■ WRITTEN EXERCISE ■
Skip all pictures, then print the remaining material exactly.

-- START EXCERPTED RECORDS --

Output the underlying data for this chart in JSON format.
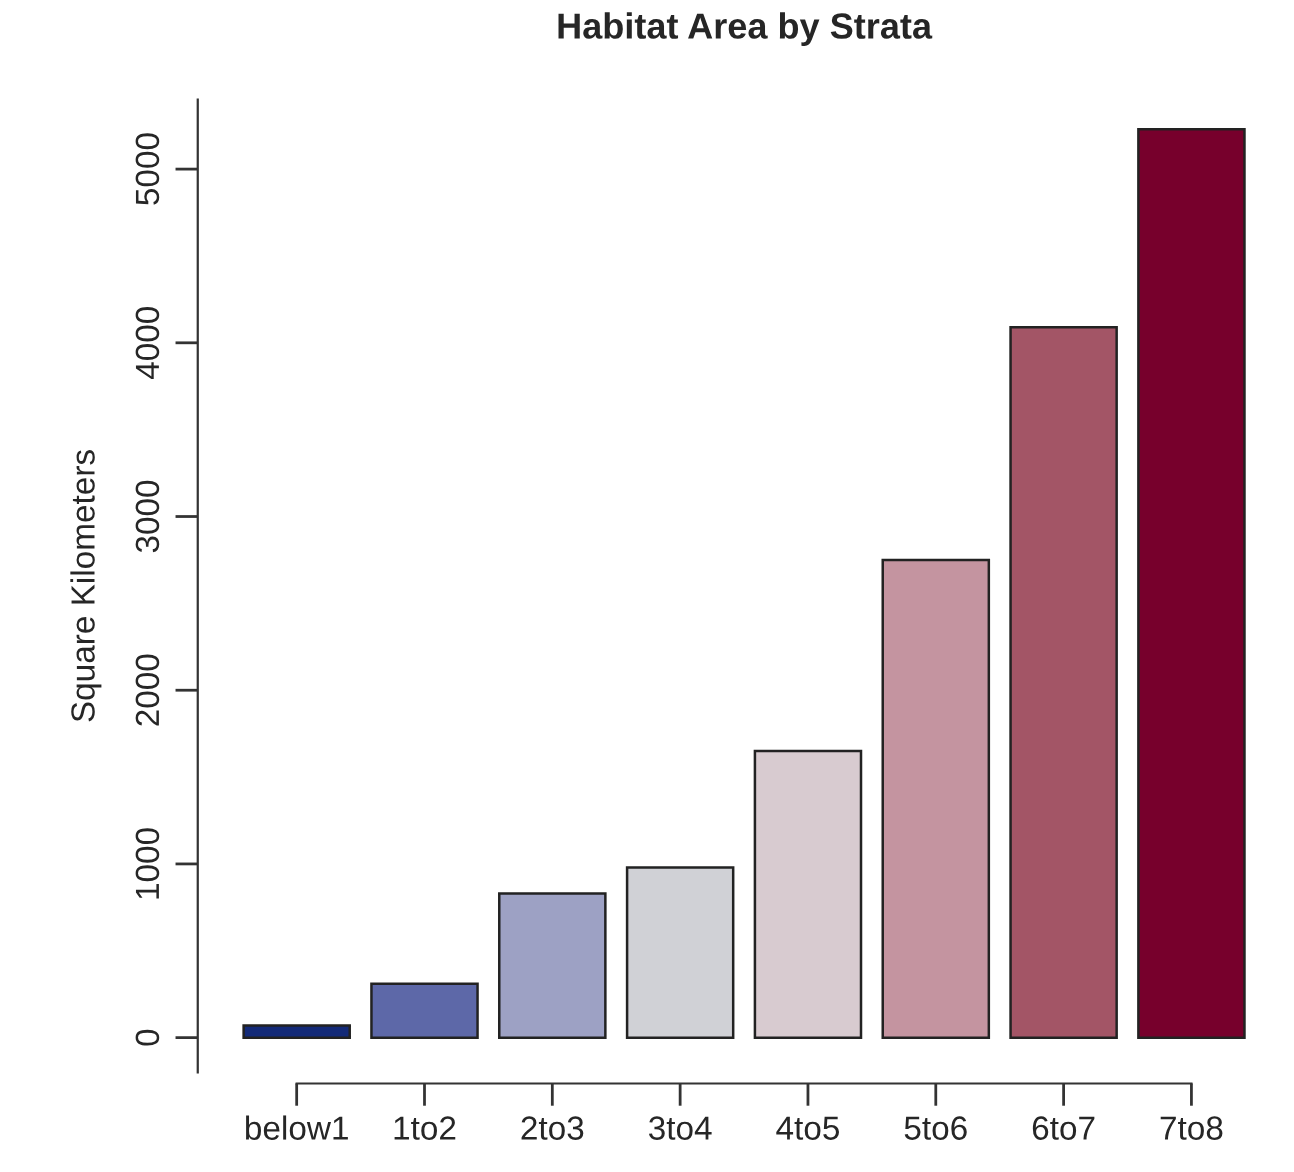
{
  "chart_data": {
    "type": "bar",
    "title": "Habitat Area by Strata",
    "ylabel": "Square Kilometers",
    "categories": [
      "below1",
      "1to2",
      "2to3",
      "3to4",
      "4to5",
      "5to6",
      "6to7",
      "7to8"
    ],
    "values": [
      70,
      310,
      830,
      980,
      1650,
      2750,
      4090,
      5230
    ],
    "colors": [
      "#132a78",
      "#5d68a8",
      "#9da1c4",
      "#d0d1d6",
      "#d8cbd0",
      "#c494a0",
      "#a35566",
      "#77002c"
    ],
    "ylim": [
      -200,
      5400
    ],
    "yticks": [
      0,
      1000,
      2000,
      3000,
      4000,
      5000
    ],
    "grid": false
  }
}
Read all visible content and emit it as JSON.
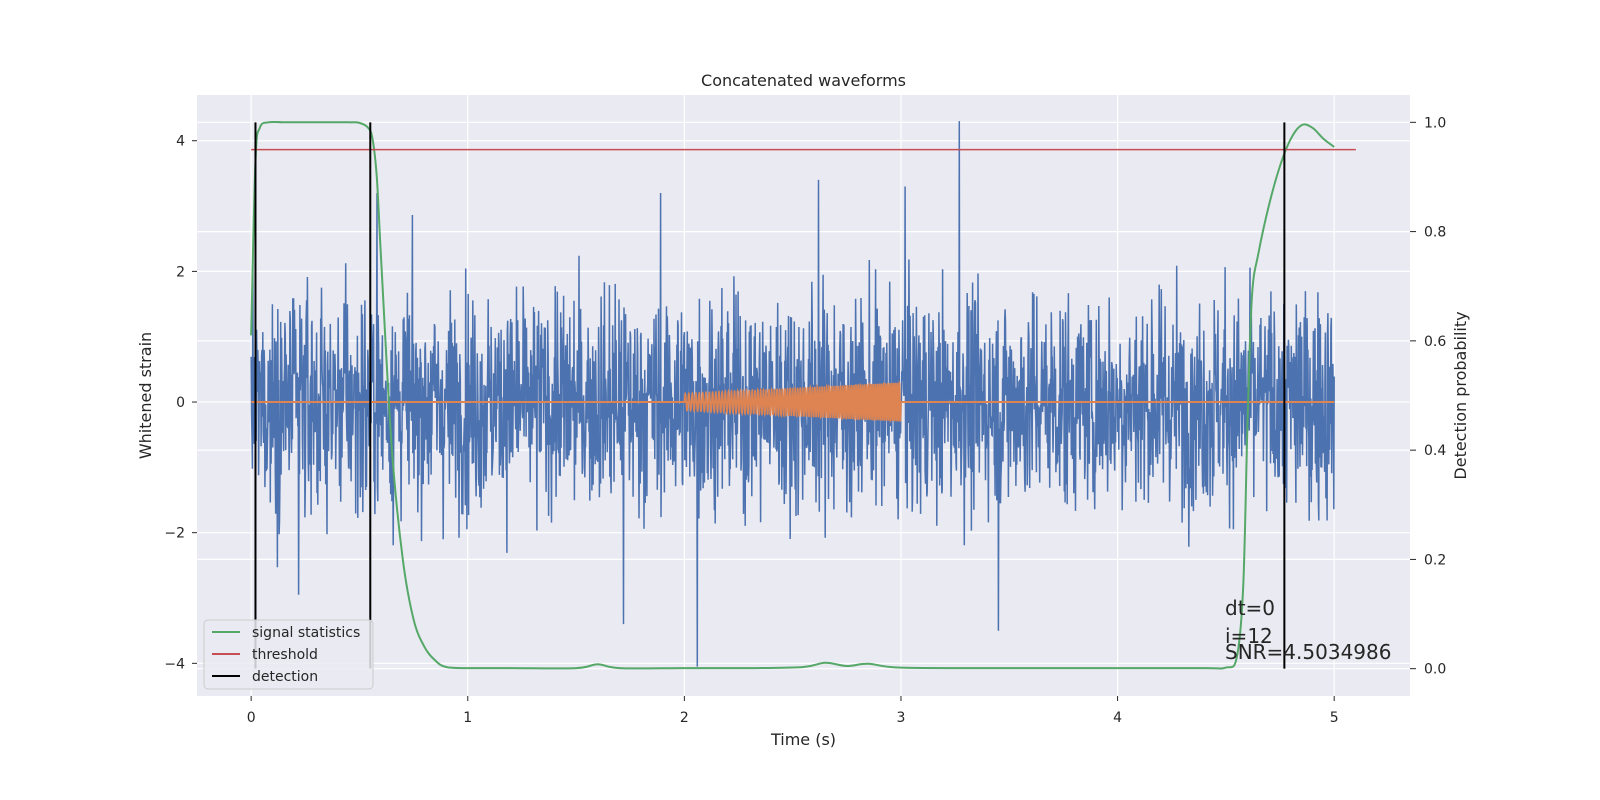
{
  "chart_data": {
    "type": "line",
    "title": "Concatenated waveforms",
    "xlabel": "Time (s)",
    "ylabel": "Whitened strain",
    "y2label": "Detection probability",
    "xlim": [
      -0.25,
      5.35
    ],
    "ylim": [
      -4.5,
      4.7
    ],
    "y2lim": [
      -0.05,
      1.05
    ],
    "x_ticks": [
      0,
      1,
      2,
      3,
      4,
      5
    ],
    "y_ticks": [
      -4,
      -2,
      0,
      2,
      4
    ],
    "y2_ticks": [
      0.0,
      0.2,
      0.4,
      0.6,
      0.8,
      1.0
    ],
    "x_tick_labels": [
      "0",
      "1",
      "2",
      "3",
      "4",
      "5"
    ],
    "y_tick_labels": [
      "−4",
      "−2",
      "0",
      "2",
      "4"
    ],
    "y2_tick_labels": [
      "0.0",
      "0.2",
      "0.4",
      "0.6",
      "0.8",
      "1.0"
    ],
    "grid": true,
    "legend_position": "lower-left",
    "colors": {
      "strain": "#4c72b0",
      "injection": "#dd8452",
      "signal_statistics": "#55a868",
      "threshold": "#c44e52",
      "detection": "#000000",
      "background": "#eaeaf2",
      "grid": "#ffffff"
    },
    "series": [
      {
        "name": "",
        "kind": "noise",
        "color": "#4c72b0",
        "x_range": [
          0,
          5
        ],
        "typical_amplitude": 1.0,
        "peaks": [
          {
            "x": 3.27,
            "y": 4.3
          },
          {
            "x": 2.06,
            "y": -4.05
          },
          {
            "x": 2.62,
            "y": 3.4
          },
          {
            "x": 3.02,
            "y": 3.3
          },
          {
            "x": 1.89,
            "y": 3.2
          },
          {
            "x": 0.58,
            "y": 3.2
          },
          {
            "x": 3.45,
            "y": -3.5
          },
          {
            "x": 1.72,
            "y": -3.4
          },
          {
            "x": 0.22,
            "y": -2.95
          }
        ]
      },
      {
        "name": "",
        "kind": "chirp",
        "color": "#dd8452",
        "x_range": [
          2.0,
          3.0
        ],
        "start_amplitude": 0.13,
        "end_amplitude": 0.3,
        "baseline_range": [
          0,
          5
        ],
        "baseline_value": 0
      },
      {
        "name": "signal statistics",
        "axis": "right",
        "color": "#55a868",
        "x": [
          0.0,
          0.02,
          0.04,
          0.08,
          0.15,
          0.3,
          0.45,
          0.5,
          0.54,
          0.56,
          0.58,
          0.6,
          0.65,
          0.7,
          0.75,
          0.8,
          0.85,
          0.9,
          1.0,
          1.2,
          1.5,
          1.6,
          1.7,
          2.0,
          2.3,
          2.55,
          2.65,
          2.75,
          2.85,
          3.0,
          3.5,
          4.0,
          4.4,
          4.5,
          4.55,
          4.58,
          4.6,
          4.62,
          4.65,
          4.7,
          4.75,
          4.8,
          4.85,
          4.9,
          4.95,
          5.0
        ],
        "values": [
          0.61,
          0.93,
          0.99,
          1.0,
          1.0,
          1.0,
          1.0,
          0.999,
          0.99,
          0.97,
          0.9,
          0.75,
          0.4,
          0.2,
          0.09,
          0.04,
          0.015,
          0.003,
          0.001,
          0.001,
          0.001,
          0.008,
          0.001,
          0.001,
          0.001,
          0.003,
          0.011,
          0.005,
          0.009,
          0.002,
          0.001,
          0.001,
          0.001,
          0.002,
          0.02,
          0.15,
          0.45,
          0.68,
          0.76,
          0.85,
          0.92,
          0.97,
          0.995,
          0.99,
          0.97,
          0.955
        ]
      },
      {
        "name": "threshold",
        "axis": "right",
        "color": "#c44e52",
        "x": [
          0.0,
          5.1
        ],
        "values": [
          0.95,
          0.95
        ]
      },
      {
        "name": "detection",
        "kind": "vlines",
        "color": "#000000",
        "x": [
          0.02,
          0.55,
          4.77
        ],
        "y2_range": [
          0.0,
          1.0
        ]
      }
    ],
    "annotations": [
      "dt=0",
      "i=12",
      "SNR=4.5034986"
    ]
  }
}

-- END EXCERPTED RECORDS --

■ RESULT ■
Output the underlying data for this chart in JSON format.
{
  "chart_data": {
    "type": "bar",
    "title": "Habitat Area by Strata",
    "ylabel": "Square Kilometers",
    "categories": [
      "below1",
      "1to2",
      "2to3",
      "3to4",
      "4to5",
      "5to6",
      "6to7",
      "7to8"
    ],
    "values": [
      70,
      310,
      830,
      980,
      1650,
      2750,
      4090,
      5230
    ],
    "colors": [
      "#132a78",
      "#5d68a8",
      "#9da1c4",
      "#d0d1d6",
      "#d8cbd0",
      "#c494a0",
      "#a35566",
      "#77002c"
    ],
    "ylim": [
      -200,
      5400
    ],
    "yticks": [
      0,
      1000,
      2000,
      3000,
      4000,
      5000
    ],
    "grid": false
  }
}
Read all visible content and emit it as JSON.
{
  "chart_data": {
    "type": "line",
    "title": "Concatenated waveforms",
    "xlabel": "Time (s)",
    "ylabel": "Whitened strain",
    "y2label": "Detection probability",
    "xlim": [
      -0.25,
      5.35
    ],
    "ylim": [
      -4.5,
      4.7
    ],
    "y2lim": [
      -0.05,
      1.05
    ],
    "x_ticks": [
      0,
      1,
      2,
      3,
      4,
      5
    ],
    "y_ticks": [
      -4,
      -2,
      0,
      2,
      4
    ],
    "y2_ticks": [
      0.0,
      0.2,
      0.4,
      0.6,
      0.8,
      1.0
    ],
    "x_tick_labels": [
      "0",
      "1",
      "2",
      "3",
      "4",
      "5"
    ],
    "y_tick_labels": [
      "−4",
      "−2",
      "0",
      "2",
      "4"
    ],
    "y2_tick_labels": [
      "0.0",
      "0.2",
      "0.4",
      "0.6",
      "0.8",
      "1.0"
    ],
    "grid": true,
    "legend_position": "lower-left",
    "colors": {
      "strain": "#4c72b0",
      "injection": "#dd8452",
      "signal_statistics": "#55a868",
      "threshold": "#c44e52",
      "detection": "#000000",
      "background": "#eaeaf2",
      "grid": "#ffffff"
    },
    "series": [
      {
        "name": "",
        "kind": "noise",
        "color": "#4c72b0",
        "x_range": [
          0,
          5
        ],
        "typical_amplitude": 1.0,
        "peaks": [
          {
            "x": 3.27,
            "y": 4.3
          },
          {
            "x": 2.06,
            "y": -4.05
          },
          {
            "x": 2.62,
            "y": 3.4
          },
          {
            "x": 3.02,
            "y": 3.3
          },
          {
            "x": 1.89,
            "y": 3.2
          },
          {
            "x": 0.58,
            "y": 3.2
          },
          {
            "x": 3.45,
            "y": -3.5
          },
          {
            "x": 1.72,
            "y": -3.4
          },
          {
            "x": 0.22,
            "y": -2.95
          }
        ]
      },
      {
        "name": "",
        "kind": "chirp",
        "color": "#dd8452",
        "x_range": [
          2.0,
          3.0
        ],
        "start_amplitude": 0.13,
        "end_amplitude": 0.3,
        "baseline_range": [
          0,
          5
        ],
        "baseline_value": 0
      },
      {
        "name": "signal statistics",
        "axis": "right",
        "color": "#55a868",
        "x": [
          0.0,
          0.02,
          0.04,
          0.08,
          0.15,
          0.3,
          0.45,
          0.5,
          0.54,
          0.56,
          0.58,
          0.6,
          0.65,
          0.7,
          0.75,
          0.8,
          0.85,
          0.9,
          1.0,
          1.2,
          1.5,
          1.6,
          1.7,
          2.0,
          2.3,
          2.55,
          2.65,
          2.75,
          2.85,
          3.0,
          3.5,
          4.0,
          4.4,
          4.5,
          4.55,
          4.58,
          4.6,
          4.62,
          4.65,
          4.7,
          4.75,
          4.8,
          4.85,
          4.9,
          4.95,
          5.0
        ],
        "values": [
          0.61,
          0.93,
          0.99,
          1.0,
          1.0,
          1.0,
          1.0,
          0.999,
          0.99,
          0.97,
          0.9,
          0.75,
          0.4,
          0.2,
          0.09,
          0.04,
          0.015,
          0.003,
          0.001,
          0.001,
          0.001,
          0.008,
          0.001,
          0.001,
          0.001,
          0.003,
          0.011,
          0.005,
          0.009,
          0.002,
          0.001,
          0.001,
          0.001,
          0.002,
          0.02,
          0.15,
          0.45,
          0.68,
          0.76,
          0.85,
          0.92,
          0.97,
          0.995,
          0.99,
          0.97,
          0.955
        ]
      },
      {
        "name": "threshold",
        "axis": "right",
        "color": "#c44e52",
        "x": [
          0.0,
          5.1
        ],
        "values": [
          0.95,
          0.95
        ]
      },
      {
        "name": "detection",
        "kind": "vlines",
        "color": "#000000",
        "x": [
          0.02,
          0.55,
          4.77
        ],
        "y2_range": [
          0.0,
          1.0
        ]
      }
    ],
    "annotations": [
      "dt=0",
      "i=12",
      "SNR=4.5034986"
    ]
  }
}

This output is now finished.